◆ **TASK GOAL**
Restate all of the data exactly.

◆ **GIVEN RECORDS**

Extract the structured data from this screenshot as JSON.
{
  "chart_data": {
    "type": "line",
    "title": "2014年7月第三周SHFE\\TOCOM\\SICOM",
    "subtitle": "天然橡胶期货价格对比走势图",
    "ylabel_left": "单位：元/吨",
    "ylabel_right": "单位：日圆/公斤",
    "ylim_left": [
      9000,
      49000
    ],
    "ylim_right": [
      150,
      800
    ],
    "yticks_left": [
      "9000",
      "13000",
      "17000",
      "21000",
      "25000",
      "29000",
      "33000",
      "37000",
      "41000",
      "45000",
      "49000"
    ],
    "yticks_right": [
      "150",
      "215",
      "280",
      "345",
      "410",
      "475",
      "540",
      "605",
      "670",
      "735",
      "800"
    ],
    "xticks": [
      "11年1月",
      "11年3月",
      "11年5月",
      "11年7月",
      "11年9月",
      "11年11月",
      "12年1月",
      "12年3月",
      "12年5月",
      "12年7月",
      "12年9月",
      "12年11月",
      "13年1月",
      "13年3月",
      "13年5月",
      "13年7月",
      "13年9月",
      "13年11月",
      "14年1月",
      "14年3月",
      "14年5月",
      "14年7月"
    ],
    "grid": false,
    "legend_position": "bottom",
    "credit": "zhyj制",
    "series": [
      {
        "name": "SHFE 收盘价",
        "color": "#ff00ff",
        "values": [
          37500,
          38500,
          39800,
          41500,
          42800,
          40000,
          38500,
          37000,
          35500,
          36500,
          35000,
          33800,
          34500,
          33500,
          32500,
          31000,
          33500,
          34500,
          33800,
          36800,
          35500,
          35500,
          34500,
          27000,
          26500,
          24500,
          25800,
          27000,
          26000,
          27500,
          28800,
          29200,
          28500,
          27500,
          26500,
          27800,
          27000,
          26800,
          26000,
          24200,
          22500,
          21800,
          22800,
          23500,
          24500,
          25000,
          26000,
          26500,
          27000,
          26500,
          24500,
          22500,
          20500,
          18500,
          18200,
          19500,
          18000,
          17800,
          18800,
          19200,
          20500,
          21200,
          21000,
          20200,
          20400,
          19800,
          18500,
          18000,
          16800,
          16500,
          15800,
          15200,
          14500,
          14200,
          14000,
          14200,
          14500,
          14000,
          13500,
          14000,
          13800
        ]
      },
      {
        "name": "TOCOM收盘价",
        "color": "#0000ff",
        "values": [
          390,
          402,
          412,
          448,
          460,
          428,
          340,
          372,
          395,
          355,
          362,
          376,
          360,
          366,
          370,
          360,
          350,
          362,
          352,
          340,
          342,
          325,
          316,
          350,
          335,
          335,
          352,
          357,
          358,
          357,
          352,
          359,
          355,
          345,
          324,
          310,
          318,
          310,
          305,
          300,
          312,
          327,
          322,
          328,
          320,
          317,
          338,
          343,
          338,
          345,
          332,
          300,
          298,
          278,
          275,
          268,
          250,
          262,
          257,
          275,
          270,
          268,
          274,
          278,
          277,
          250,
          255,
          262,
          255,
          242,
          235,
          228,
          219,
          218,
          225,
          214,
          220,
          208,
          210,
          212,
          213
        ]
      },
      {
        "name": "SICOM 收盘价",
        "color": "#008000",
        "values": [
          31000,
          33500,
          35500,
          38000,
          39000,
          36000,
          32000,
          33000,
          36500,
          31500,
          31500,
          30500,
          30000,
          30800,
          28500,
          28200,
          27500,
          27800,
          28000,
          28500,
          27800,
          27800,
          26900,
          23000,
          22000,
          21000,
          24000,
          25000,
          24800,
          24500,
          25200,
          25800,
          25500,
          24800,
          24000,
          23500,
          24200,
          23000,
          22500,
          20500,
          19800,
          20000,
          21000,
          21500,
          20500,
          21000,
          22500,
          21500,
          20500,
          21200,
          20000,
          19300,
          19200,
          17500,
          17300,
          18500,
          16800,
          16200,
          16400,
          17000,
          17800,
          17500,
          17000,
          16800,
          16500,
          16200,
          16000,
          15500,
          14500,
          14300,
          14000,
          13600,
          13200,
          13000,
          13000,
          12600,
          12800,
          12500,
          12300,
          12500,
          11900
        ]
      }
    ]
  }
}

◆ **RESPONSE TO THIS TASK**
Extract the structured data from this screenshot as JSON.
{
  "chart_data": {
    "type": "line",
    "title": "2014年7月第三周SHFE\\TOCOM\\SICOM",
    "subtitle": "天然橡胶期货价格对比走势图",
    "ylabel_left": "单位：元/吨",
    "ylabel_right": "单位：日圆/公斤",
    "ylim_left": [
      9000,
      49000
    ],
    "ylim_right": [
      150,
      800
    ],
    "yticks_left": [
      "9000",
      "13000",
      "17000",
      "21000",
      "25000",
      "29000",
      "33000",
      "37000",
      "41000",
      "45000",
      "49000"
    ],
    "yticks_right": [
      "150",
      "215",
      "280",
      "345",
      "410",
      "475",
      "540",
      "605",
      "670",
      "735",
      "800"
    ],
    "xticks": [
      "11年1月",
      "11年3月",
      "11年5月",
      "11年7月",
      "11年9月",
      "11年11月",
      "12年1月",
      "12年3月",
      "12年5月",
      "12年7月",
      "12年9月",
      "12年11月",
      "13年1月",
      "13年3月",
      "13年5月",
      "13年7月",
      "13年9月",
      "13年11月",
      "14年1月",
      "14年3月",
      "14年5月",
      "14年7月"
    ],
    "grid": false,
    "legend_position": "bottom",
    "credit": "zhyj制",
    "series": [
      {
        "name": "SHFE 收盘价",
        "color": "#ff00ff",
        "values": [
          37500,
          38500,
          39800,
          41500,
          42800,
          40000,
          38500,
          37000,
          35500,
          36500,
          35000,
          33800,
          34500,
          33500,
          32500,
          31000,
          33500,
          34500,
          33800,
          36800,
          35500,
          35500,
          34500,
          27000,
          26500,
          24500,
          25800,
          27000,
          26000,
          27500,
          28800,
          29200,
          28500,
          27500,
          26500,
          27800,
          27000,
          26800,
          26000,
          24200,
          22500,
          21800,
          22800,
          23500,
          24500,
          25000,
          26000,
          26500,
          27000,
          26500,
          24500,
          22500,
          20500,
          18500,
          18200,
          19500,
          18000,
          17800,
          18800,
          19200,
          20500,
          21200,
          21000,
          20200,
          20400,
          19800,
          18500,
          18000,
          16800,
          16500,
          15800,
          15200,
          14500,
          14200,
          14000,
          14200,
          14500,
          14000,
          13500,
          14000,
          13800
        ]
      },
      {
        "name": "TOCOM收盘价",
        "color": "#0000ff",
        "values": [
          390,
          402,
          412,
          448,
          460,
          428,
          340,
          372,
          395,
          355,
          362,
          376,
          360,
          366,
          370,
          360,
          350,
          362,
          352,
          340,
          342,
          325,
          316,
          350,
          335,
          335,
          352,
          357,
          358,
          357,
          352,
          359,
          355,
          345,
          324,
          310,
          318,
          310,
          305,
          300,
          312,
          327,
          322,
          328,
          320,
          317,
          338,
          343,
          338,
          345,
          332,
          300,
          298,
          278,
          275,
          268,
          250,
          262,
          257,
          275,
          270,
          268,
          274,
          278,
          277,
          250,
          255,
          262,
          255,
          242,
          235,
          228,
          219,
          218,
          225,
          214,
          220,
          208,
          210,
          212,
          213
        ]
      },
      {
        "name": "SICOM 收盘价",
        "color": "#008000",
        "values": [
          31000,
          33500,
          35500,
          38000,
          39000,
          36000,
          32000,
          33000,
          36500,
          31500,
          31500,
          30500,
          30000,
          30800,
          28500,
          28200,
          27500,
          27800,
          28000,
          28500,
          27800,
          27800,
          26900,
          23000,
          22000,
          21000,
          24000,
          25000,
          24800,
          24500,
          25200,
          25800,
          25500,
          24800,
          24000,
          23500,
          24200,
          23000,
          22500,
          20500,
          19800,
          20000,
          21000,
          21500,
          20500,
          21000,
          22500,
          21500,
          20500,
          21200,
          20000,
          19300,
          19200,
          17500,
          17300,
          18500,
          16800,
          16200,
          16400,
          17000,
          17800,
          17500,
          17000,
          16800,
          16500,
          16200,
          16000,
          15500,
          14500,
          14300,
          14000,
          13600,
          13200,
          13000,
          13000,
          12600,
          12800,
          12500,
          12300,
          12500,
          11900
        ]
      }
    ]
  }
}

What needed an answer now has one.